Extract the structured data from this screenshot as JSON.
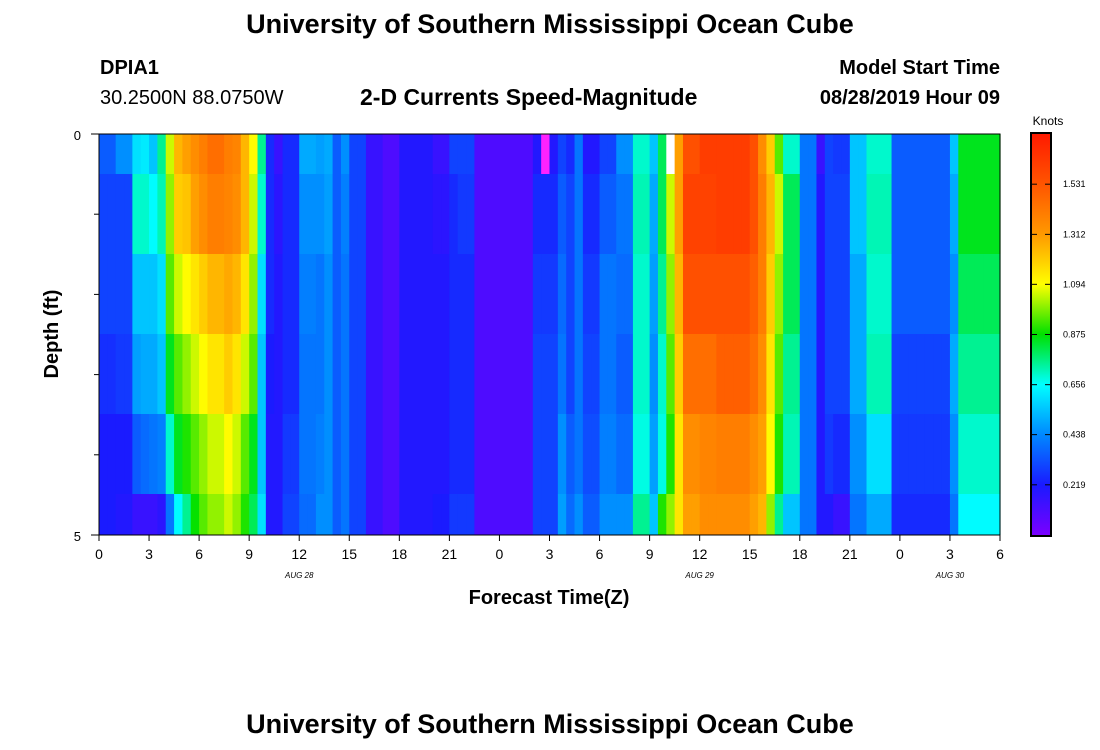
{
  "page": {
    "title": "University of Southern Mississippi Ocean Cube",
    "footer_title": "University of Southern Mississippi Ocean Cube",
    "station_id": "DPIA1",
    "station_coords": "30.2500N 88.0750W",
    "model_start_label": "Model Start Time",
    "model_start_value": "08/28/2019 Hour 09"
  },
  "chart_data": {
    "type": "heatmap",
    "title": "2-D Currents Speed-Magnitude",
    "xlabel": "Forecast Time(Z)",
    "ylabel": "Depth (ft)",
    "ylim": [
      0,
      5
    ],
    "y_tick_labels": [
      "0",
      "5"
    ],
    "x_tick_labels": [
      "0",
      "3",
      "6",
      "9",
      "12",
      "15",
      "18",
      "21",
      "0",
      "3",
      "6",
      "9",
      "12",
      "15",
      "18",
      "21",
      "0",
      "3",
      "6"
    ],
    "date_labels": [
      {
        "label": "AUG 28",
        "hour_index": 24
      },
      {
        "label": "AUG 29",
        "hour_index": 72
      },
      {
        "label": "AUG 30",
        "hour_index": 102
      }
    ],
    "hours": 108,
    "depth_rows": 5,
    "colorbar": {
      "unit_label": "Knots",
      "ticks": [
        "1.531",
        "1.312",
        "1.094",
        "0.875",
        "0.656",
        "0.438",
        "0.219"
      ],
      "min": 0.0,
      "max": 1.75,
      "colors": [
        "#7a00ff",
        "#1a1aff",
        "#0088ff",
        "#00ffff",
        "#00e000",
        "#ffff00",
        "#ff9900",
        "#ff5500",
        "#ff1a00"
      ]
    },
    "profile_hours": [
      0,
      2,
      4,
      5,
      6,
      7,
      8,
      9,
      10,
      11,
      12,
      13,
      14,
      15,
      16,
      17,
      18,
      19,
      20,
      21,
      22,
      24,
      26,
      27,
      28,
      29,
      30,
      32,
      34,
      36,
      40,
      42,
      43,
      45,
      50,
      52,
      55,
      56,
      57,
      58,
      60,
      62,
      64,
      66,
      67,
      68,
      69,
      70,
      72,
      74,
      76,
      78,
      79,
      80,
      81,
      82,
      84,
      86,
      87,
      88,
      90,
      92,
      95,
      96,
      98,
      100,
      102,
      103,
      104,
      105,
      106,
      107
    ],
    "profile_values": [
      [
        0.35,
        0.3,
        0.3,
        0.26,
        0.22,
        0.22
      ],
      [
        0.45,
        0.3,
        0.3,
        0.28,
        0.22,
        0.2
      ],
      [
        0.6,
        0.7,
        0.55,
        0.48,
        0.35,
        0.15
      ],
      [
        0.62,
        0.7,
        0.55,
        0.5,
        0.38,
        0.15
      ],
      [
        0.55,
        0.65,
        0.55,
        0.5,
        0.4,
        0.15
      ],
      [
        0.75,
        0.72,
        0.6,
        0.55,
        0.42,
        0.18
      ],
      [
        1.05,
        1.0,
        0.95,
        0.85,
        0.7,
        0.4
      ],
      [
        1.25,
        1.2,
        1.05,
        0.95,
        0.85,
        0.65
      ],
      [
        1.3,
        1.22,
        1.1,
        1.0,
        0.9,
        0.75
      ],
      [
        1.35,
        1.3,
        1.15,
        1.05,
        0.95,
        0.88
      ],
      [
        1.4,
        1.35,
        1.2,
        1.1,
        1.0,
        0.95
      ],
      [
        1.45,
        1.4,
        1.25,
        1.15,
        1.05,
        1.0
      ],
      [
        1.45,
        1.4,
        1.25,
        1.15,
        1.05,
        1.0
      ],
      [
        1.4,
        1.38,
        1.28,
        1.2,
        1.1,
        1.05
      ],
      [
        1.38,
        1.35,
        1.25,
        1.15,
        1.05,
        1.0
      ],
      [
        1.25,
        1.25,
        1.15,
        1.05,
        0.95,
        0.9
      ],
      [
        1.1,
        1.05,
        1.0,
        0.95,
        0.85,
        0.8
      ],
      [
        0.75,
        0.7,
        0.6,
        0.55,
        0.55,
        0.6
      ],
      [
        0.25,
        0.25,
        0.25,
        0.22,
        0.2,
        0.2
      ],
      [
        0.15,
        0.18,
        0.2,
        0.2,
        0.2,
        0.2
      ],
      [
        0.25,
        0.25,
        0.25,
        0.25,
        0.28,
        0.3
      ],
      [
        0.5,
        0.45,
        0.42,
        0.4,
        0.4,
        0.38
      ],
      [
        0.48,
        0.45,
        0.4,
        0.4,
        0.42,
        0.45
      ],
      [
        0.5,
        0.48,
        0.45,
        0.45,
        0.45,
        0.45
      ],
      [
        0.35,
        0.35,
        0.35,
        0.35,
        0.35,
        0.35
      ],
      [
        0.45,
        0.42,
        0.4,
        0.4,
        0.4,
        0.4
      ],
      [
        0.3,
        0.3,
        0.3,
        0.3,
        0.3,
        0.3
      ],
      [
        0.15,
        0.15,
        0.15,
        0.15,
        0.15,
        0.15
      ],
      [
        0.1,
        0.1,
        0.1,
        0.1,
        0.1,
        0.1
      ],
      [
        0.2,
        0.2,
        0.2,
        0.2,
        0.2,
        0.2
      ],
      [
        0.15,
        0.18,
        0.2,
        0.2,
        0.2,
        0.22
      ],
      [
        0.3,
        0.25,
        0.25,
        0.25,
        0.25,
        0.28
      ],
      [
        0.3,
        0.28,
        0.25,
        0.25,
        0.25,
        0.28
      ],
      [
        0.1,
        0.1,
        0.1,
        0.1,
        0.1,
        0.1
      ],
      [
        0.1,
        0.1,
        0.1,
        0.1,
        0.1,
        0.1
      ],
      [
        0.2,
        0.25,
        0.28,
        0.3,
        0.3,
        0.3
      ],
      [
        0.3,
        0.35,
        0.38,
        0.4,
        0.45,
        0.48
      ],
      [
        0.25,
        0.3,
        0.3,
        0.3,
        0.35,
        0.38
      ],
      [
        0.4,
        0.4,
        0.4,
        0.4,
        0.4,
        0.45
      ],
      [
        0.2,
        0.25,
        0.28,
        0.3,
        0.32,
        0.35
      ],
      [
        0.3,
        0.35,
        0.4,
        0.4,
        0.42,
        0.45
      ],
      [
        0.45,
        0.4,
        0.38,
        0.35,
        0.38,
        0.45
      ],
      [
        0.7,
        0.72,
        0.7,
        0.7,
        0.68,
        0.75
      ],
      [
        0.55,
        0.5,
        0.48,
        0.45,
        0.48,
        0.55
      ],
      [
        0.8,
        0.8,
        0.75,
        0.7,
        0.68,
        0.9
      ],
      [
        1.0,
        1.05,
        1.0,
        0.95,
        0.9,
        1.0
      ],
      [
        1.3,
        1.3,
        1.25,
        1.2,
        1.15,
        1.15
      ],
      [
        1.55,
        1.6,
        1.55,
        1.45,
        1.35,
        1.3
      ],
      [
        1.62,
        1.6,
        1.55,
        1.45,
        1.38,
        1.35
      ],
      [
        1.62,
        1.62,
        1.55,
        1.5,
        1.4,
        1.35
      ],
      [
        1.62,
        1.62,
        1.55,
        1.5,
        1.4,
        1.35
      ],
      [
        1.55,
        1.55,
        1.5,
        1.45,
        1.35,
        1.3
      ],
      [
        1.35,
        1.4,
        1.4,
        1.35,
        1.3,
        1.25
      ],
      [
        1.2,
        1.25,
        1.2,
        1.15,
        1.1,
        1.0
      ],
      [
        0.95,
        1.05,
        1.0,
        0.95,
        0.9,
        0.75
      ],
      [
        0.7,
        0.8,
        0.8,
        0.75,
        0.72,
        0.55
      ],
      [
        0.4,
        0.4,
        0.4,
        0.4,
        0.4,
        0.4
      ],
      [
        0.15,
        0.2,
        0.2,
        0.2,
        0.2,
        0.2
      ],
      [
        0.3,
        0.3,
        0.3,
        0.3,
        0.28,
        0.2
      ],
      [
        0.28,
        0.3,
        0.3,
        0.3,
        0.25,
        0.15
      ],
      [
        0.55,
        0.55,
        0.5,
        0.5,
        0.45,
        0.4
      ],
      [
        0.7,
        0.72,
        0.7,
        0.72,
        0.6,
        0.5
      ],
      [
        0.75,
        0.75,
        0.72,
        0.72,
        0.62,
        0.5
      ],
      [
        0.55,
        0.55,
        0.55,
        0.5,
        0.45,
        0.4
      ],
      [
        0.4,
        0.4,
        0.4,
        0.4,
        0.35,
        0.3
      ],
      [
        0.3,
        0.3,
        0.3,
        0.3,
        0.3,
        0.3
      ],
      [
        0.55,
        0.5,
        0.45,
        0.5,
        0.45,
        0.4
      ],
      [
        0.72,
        0.68,
        0.6,
        0.6,
        0.5,
        0.45
      ],
      [
        0.4,
        0.4,
        0.4,
        0.4,
        0.38,
        0.3
      ],
      [
        0.2,
        0.2,
        0.2,
        0.2,
        0.2,
        0.2
      ],
      [
        0.2,
        0.2,
        0.2,
        0.2,
        0.25,
        0.25
      ],
      [
        0.35,
        0.35,
        0.35,
        0.35,
        0.35,
        0.4
      ]
    ],
    "extra_profiles": [
      {
        "from": 95,
        "to": 102,
        "values": [
          0.35,
          0.35,
          0.35,
          0.3,
          0.28,
          0.25
        ]
      },
      {
        "from": 103,
        "to": 108,
        "values": [
          0.85,
          0.85,
          0.8,
          0.75,
          0.7,
          0.65
        ]
      }
    ],
    "special_cells": [
      {
        "hour": 53,
        "row": 0,
        "color": "#ff22ff"
      },
      {
        "hour": 68,
        "row": 0,
        "color": "#ffffff"
      }
    ]
  }
}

Required task =
Every line that holds the word "Mississippi" should be extracted.

Task answer =
    "title": "University of Southern Mississippi Ocean Cube",
    "footer_title": "University of Southern Mississippi Ocean Cube",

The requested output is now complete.